● **Exercise task**
Find and copy lines holding "this".

● **Material provided**
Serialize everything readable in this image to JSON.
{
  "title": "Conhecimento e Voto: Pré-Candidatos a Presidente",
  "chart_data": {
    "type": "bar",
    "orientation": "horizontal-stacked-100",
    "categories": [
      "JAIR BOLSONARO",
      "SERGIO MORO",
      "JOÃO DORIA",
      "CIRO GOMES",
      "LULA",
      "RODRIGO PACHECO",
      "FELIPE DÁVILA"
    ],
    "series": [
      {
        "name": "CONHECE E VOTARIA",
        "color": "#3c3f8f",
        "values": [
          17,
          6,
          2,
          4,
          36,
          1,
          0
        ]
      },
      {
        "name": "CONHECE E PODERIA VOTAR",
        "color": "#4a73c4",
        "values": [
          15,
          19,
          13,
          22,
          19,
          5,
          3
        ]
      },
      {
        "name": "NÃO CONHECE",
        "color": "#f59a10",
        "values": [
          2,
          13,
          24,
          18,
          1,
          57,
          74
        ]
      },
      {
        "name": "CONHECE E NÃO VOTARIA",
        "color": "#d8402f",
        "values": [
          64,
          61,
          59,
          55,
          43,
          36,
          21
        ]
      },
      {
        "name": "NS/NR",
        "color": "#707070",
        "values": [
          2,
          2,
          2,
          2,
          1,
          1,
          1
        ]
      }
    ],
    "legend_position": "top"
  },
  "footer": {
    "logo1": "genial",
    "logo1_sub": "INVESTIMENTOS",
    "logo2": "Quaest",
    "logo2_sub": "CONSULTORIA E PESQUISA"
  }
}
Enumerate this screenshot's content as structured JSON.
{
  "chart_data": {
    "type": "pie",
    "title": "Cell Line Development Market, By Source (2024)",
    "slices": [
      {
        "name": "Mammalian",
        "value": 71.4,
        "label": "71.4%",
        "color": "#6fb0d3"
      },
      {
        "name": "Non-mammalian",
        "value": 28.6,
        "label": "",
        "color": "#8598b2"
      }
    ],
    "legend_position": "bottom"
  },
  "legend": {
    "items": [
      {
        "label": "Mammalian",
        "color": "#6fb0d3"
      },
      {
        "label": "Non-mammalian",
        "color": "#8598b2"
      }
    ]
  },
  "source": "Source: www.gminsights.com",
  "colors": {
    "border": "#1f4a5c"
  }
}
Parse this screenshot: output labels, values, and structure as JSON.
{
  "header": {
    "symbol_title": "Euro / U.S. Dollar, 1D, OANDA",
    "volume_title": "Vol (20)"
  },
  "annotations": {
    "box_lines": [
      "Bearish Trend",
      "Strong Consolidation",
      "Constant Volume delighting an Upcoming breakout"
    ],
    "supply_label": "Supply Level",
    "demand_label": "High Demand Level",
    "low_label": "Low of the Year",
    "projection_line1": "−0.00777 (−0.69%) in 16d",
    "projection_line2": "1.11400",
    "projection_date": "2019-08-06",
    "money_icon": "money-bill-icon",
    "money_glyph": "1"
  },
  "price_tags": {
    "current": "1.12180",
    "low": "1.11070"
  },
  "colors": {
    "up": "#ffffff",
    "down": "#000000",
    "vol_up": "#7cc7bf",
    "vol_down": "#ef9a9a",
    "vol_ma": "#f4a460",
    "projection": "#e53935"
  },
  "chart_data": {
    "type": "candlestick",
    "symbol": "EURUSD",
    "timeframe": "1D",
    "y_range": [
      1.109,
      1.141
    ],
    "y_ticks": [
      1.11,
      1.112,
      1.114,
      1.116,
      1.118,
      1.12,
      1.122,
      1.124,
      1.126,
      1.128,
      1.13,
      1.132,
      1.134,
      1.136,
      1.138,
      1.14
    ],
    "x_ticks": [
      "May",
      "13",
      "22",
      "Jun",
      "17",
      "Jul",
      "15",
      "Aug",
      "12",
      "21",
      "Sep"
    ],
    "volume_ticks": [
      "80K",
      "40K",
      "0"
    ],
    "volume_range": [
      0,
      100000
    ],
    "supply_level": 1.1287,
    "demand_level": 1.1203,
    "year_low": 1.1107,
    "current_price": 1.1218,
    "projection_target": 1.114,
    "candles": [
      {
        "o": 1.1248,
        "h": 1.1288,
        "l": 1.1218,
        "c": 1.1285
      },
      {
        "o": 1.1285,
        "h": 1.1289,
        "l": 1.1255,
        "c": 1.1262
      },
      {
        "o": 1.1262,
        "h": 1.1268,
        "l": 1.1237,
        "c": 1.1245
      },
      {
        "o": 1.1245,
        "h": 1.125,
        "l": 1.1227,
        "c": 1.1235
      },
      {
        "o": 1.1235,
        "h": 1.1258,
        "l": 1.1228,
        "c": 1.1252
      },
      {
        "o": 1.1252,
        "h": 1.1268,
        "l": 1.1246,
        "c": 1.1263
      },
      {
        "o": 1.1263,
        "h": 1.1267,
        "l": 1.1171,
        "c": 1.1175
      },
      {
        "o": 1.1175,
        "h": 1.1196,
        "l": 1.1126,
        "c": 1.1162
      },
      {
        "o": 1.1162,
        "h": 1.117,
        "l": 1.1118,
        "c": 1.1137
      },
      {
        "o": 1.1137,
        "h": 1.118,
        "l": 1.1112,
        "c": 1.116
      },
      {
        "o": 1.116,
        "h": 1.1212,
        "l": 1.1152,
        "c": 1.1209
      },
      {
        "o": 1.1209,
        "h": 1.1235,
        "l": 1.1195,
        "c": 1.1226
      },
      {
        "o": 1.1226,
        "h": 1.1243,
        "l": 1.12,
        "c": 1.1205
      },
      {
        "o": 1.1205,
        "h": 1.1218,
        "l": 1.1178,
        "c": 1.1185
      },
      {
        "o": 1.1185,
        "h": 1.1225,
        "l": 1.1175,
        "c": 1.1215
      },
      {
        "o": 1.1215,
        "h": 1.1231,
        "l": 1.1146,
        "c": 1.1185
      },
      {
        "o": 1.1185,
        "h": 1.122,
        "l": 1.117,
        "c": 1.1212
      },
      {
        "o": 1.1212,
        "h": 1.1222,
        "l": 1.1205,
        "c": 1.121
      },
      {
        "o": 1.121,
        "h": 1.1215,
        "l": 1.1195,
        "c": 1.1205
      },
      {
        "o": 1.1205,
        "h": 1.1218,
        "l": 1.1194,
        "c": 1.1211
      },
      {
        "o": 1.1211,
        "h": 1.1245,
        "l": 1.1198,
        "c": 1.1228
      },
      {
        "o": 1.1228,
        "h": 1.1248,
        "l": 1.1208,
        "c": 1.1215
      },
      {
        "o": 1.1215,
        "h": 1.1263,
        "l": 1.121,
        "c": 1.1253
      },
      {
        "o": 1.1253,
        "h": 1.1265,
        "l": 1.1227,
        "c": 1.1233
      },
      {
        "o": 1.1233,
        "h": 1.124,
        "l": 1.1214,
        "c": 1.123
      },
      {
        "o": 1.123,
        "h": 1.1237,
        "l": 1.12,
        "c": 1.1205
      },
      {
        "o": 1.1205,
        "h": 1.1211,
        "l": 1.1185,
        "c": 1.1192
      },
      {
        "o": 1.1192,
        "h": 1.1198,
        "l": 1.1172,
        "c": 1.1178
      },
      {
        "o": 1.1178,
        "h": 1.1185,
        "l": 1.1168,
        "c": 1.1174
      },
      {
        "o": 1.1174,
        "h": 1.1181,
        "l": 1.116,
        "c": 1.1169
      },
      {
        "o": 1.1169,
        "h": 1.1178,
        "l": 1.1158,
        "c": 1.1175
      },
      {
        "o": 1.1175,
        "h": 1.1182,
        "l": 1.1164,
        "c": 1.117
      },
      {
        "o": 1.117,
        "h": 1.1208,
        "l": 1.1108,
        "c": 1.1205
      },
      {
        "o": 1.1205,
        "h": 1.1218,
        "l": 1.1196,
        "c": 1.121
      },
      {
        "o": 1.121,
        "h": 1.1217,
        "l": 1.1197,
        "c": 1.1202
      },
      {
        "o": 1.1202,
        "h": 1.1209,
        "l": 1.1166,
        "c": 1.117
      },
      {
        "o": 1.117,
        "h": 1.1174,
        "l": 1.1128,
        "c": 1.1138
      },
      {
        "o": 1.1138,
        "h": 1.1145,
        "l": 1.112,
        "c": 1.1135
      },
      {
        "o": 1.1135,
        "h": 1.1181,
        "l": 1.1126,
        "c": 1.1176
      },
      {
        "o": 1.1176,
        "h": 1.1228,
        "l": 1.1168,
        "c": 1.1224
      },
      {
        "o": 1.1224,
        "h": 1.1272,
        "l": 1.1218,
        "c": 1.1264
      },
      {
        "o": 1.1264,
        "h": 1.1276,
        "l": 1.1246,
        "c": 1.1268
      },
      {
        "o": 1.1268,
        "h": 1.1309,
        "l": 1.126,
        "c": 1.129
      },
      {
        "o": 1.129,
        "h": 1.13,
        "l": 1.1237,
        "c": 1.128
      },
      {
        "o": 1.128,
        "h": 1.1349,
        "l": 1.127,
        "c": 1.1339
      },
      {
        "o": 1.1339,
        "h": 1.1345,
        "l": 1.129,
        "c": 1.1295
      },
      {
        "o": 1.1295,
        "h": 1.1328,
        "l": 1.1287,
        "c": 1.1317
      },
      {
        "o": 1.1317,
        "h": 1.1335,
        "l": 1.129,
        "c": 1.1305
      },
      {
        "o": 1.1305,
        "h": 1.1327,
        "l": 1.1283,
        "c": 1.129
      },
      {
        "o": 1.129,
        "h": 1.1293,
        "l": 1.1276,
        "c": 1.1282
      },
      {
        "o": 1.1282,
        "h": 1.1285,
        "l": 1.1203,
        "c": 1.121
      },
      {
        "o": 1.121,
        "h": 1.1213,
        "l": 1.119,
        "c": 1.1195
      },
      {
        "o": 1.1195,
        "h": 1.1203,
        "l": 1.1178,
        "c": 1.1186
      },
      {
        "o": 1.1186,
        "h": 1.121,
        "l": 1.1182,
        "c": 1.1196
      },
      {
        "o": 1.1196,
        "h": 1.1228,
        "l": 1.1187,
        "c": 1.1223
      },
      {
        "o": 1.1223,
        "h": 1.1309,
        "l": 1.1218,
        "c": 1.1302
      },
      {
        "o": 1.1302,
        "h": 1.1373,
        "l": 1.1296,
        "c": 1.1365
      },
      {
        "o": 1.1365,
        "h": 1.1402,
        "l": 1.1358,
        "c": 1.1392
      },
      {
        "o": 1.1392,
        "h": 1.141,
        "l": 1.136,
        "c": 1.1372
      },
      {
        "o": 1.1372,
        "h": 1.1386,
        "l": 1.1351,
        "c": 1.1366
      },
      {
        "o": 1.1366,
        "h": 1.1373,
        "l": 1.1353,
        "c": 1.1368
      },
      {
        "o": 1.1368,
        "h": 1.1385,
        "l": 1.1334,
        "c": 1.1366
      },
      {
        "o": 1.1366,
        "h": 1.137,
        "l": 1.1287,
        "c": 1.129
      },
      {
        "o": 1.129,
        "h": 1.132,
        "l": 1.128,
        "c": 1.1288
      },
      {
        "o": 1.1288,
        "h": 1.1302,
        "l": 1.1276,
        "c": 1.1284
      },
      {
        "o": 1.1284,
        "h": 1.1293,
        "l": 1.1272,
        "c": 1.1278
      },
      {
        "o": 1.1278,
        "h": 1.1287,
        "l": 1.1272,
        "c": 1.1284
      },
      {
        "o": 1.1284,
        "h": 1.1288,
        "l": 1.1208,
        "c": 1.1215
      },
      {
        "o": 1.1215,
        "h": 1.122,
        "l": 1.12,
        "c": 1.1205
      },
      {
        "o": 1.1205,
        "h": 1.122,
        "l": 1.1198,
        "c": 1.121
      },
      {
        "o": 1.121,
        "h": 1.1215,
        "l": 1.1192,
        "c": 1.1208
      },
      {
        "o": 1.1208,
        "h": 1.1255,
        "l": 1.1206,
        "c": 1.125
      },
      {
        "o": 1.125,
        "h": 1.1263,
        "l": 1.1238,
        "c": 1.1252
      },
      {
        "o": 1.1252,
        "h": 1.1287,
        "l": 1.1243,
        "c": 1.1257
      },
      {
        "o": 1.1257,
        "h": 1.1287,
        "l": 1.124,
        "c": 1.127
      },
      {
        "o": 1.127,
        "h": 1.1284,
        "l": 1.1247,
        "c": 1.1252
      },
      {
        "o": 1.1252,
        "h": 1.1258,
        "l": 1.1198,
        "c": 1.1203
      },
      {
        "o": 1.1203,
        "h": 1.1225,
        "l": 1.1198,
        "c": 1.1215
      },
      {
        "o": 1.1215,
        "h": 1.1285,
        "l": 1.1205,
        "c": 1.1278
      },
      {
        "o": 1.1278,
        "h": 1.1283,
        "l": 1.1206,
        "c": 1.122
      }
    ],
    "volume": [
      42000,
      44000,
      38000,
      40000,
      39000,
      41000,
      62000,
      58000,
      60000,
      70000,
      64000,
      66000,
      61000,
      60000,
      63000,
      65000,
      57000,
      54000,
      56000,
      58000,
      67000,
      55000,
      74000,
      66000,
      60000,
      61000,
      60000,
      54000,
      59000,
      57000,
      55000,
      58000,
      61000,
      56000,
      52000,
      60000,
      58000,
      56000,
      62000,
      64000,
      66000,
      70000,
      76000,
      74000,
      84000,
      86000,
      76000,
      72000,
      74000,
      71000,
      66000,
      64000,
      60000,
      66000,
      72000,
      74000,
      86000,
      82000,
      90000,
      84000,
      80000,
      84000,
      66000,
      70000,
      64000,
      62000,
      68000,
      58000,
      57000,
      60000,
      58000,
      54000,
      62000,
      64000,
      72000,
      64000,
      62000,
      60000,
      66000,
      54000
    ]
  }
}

● **Exercise answer**
Serialize everything readable in this image to JSON.
Enumerate this screenshot's content as structured JSON.
Parse this screenshot: output labels, values, and structure as JSON.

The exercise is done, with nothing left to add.